(Source data)

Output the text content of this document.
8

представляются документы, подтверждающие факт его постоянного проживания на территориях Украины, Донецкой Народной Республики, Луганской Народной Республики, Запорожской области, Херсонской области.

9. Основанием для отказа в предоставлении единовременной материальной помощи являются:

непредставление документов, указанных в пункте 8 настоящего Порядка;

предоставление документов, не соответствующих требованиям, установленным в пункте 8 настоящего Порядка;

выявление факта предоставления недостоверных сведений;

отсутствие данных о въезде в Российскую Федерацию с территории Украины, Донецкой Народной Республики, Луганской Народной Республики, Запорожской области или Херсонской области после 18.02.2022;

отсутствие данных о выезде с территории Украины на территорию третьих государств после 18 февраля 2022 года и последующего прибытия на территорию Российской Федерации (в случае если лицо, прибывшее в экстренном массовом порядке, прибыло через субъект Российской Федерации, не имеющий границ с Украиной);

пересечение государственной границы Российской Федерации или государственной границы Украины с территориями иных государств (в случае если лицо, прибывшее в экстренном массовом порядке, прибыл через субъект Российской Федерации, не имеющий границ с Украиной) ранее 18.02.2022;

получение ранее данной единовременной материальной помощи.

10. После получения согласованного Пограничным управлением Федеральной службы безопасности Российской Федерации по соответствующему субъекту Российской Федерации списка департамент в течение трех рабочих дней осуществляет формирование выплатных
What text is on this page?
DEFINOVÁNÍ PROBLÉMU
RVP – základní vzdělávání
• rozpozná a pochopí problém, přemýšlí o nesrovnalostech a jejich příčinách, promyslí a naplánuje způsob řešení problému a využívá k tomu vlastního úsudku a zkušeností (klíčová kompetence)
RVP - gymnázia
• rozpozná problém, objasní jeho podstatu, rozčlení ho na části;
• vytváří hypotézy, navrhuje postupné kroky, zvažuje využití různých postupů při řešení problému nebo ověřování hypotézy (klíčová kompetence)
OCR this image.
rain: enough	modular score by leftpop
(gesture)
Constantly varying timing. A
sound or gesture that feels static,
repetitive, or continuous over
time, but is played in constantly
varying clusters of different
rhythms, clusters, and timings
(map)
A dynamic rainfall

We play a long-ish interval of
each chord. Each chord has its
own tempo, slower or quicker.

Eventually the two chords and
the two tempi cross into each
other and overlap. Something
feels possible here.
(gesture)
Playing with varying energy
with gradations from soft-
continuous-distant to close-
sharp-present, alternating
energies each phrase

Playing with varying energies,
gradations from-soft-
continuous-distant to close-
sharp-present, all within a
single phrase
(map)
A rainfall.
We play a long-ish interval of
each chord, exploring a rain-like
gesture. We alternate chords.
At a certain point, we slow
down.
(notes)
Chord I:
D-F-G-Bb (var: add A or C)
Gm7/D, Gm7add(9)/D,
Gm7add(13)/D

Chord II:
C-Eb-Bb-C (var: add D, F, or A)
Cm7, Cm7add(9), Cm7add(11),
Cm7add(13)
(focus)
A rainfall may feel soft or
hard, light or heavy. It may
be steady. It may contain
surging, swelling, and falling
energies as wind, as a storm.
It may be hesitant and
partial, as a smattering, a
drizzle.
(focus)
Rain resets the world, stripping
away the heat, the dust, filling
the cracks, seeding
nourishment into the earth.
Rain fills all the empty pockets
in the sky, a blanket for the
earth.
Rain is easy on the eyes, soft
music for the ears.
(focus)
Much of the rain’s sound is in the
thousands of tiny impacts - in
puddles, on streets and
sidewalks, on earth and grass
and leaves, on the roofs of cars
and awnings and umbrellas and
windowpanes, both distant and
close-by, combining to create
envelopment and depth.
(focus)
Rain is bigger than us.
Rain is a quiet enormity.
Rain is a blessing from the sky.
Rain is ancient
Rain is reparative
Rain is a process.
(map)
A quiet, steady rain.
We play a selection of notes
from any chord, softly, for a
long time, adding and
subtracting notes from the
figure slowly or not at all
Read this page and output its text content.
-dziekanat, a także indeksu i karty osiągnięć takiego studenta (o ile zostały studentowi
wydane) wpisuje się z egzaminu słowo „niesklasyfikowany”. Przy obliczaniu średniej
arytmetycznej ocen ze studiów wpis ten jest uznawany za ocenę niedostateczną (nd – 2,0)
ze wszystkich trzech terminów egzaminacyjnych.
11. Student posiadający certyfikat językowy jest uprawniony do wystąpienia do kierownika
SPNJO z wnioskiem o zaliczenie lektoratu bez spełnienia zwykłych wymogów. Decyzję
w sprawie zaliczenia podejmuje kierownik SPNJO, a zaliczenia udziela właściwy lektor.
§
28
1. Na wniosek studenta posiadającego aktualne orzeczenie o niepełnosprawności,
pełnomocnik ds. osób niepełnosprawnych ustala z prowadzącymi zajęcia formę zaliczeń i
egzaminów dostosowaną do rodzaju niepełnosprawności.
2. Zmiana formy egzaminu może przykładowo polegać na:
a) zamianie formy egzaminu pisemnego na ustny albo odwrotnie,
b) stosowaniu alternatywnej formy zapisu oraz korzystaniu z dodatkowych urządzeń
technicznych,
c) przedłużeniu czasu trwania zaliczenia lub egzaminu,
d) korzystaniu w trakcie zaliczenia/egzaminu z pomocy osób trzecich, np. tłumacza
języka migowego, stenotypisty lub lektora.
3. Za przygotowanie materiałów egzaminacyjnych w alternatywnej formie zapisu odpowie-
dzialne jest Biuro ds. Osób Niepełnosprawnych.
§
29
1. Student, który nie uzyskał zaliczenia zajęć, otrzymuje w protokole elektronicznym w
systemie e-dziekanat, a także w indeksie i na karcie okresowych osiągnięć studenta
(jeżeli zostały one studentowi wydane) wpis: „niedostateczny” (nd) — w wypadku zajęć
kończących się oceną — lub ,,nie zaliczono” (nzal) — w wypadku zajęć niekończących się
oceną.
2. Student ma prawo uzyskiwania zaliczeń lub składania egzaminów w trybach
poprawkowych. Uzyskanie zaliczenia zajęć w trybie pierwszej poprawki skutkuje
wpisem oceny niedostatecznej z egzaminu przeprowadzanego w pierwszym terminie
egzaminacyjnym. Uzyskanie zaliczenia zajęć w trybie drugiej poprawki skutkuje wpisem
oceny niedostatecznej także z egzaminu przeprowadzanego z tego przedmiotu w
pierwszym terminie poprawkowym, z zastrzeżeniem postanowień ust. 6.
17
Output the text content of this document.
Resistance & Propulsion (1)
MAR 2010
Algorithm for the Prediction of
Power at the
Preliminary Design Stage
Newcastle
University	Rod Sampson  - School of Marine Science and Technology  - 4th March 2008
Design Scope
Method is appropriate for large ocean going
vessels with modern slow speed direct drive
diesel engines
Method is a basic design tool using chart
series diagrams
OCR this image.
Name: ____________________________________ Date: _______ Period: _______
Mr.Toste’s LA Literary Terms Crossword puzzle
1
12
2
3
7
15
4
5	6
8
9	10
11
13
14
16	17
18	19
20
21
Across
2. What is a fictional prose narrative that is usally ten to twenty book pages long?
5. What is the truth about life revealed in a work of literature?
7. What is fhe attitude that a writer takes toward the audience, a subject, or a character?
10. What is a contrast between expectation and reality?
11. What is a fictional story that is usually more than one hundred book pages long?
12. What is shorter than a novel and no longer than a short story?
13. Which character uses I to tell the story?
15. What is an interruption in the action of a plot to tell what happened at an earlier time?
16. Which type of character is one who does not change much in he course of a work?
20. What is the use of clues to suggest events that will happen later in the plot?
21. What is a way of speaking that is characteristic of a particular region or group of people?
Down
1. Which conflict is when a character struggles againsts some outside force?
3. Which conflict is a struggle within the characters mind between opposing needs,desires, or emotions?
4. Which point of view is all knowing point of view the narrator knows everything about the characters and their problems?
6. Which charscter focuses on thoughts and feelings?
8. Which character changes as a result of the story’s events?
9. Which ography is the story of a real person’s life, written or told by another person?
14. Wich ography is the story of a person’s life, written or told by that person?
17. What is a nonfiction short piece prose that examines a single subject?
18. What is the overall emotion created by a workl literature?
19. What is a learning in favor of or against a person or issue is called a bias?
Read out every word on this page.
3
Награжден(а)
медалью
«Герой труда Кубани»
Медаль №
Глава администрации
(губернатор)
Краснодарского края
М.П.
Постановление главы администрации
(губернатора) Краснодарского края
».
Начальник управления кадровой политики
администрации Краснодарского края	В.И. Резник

**WHAT IS BEING ASKED:**
In the entries above, take the line containing "Read out every word on this page." and each later line through the last, and repeat them exactly. Output nothing else.

**ANSWER TO THIS TASK:**
Read out every word on this page.
3
Награжден(а)
медалью
«Герой труда Кубани»
Медаль №
Глава администрации
(губернатор)
Краснодарского края
М.П.
Постановление главы администрации
(губернатора) Краснодарского края
».
Начальник управления кадровой политики
администрации Краснодарского края	В.И. Резник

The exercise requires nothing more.